>> start TASK DATA

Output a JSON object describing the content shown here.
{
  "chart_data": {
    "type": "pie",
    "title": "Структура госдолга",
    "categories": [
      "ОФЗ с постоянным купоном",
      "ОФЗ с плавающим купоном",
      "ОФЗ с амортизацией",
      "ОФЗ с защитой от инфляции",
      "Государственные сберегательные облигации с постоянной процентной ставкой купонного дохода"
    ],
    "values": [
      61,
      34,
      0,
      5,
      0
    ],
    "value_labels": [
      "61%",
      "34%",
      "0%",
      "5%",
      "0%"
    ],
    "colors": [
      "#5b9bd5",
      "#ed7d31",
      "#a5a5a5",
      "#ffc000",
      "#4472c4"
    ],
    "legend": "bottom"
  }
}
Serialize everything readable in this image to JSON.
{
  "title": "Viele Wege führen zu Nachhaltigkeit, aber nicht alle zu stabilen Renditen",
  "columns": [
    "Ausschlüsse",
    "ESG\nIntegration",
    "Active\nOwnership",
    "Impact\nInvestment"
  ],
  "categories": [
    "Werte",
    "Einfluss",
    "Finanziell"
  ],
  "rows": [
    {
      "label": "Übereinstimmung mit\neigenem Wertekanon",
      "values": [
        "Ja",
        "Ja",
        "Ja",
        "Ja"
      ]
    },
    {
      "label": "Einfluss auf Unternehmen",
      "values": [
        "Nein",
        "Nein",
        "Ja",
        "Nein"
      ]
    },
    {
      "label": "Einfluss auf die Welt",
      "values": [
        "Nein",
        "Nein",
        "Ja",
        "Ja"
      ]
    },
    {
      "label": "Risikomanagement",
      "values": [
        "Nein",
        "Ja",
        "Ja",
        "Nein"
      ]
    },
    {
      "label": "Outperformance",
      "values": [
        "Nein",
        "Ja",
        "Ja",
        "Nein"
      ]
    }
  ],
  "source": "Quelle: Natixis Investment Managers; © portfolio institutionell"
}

>> end TASK DATA

* _REQUIRED WORK_:
Filter the entries above down to the lines containing the word "купоном".

* _WRITTEN SOLUTION_:
      "ОФЗ с постоянным купоном",
      "ОФЗ с плавающим купоном",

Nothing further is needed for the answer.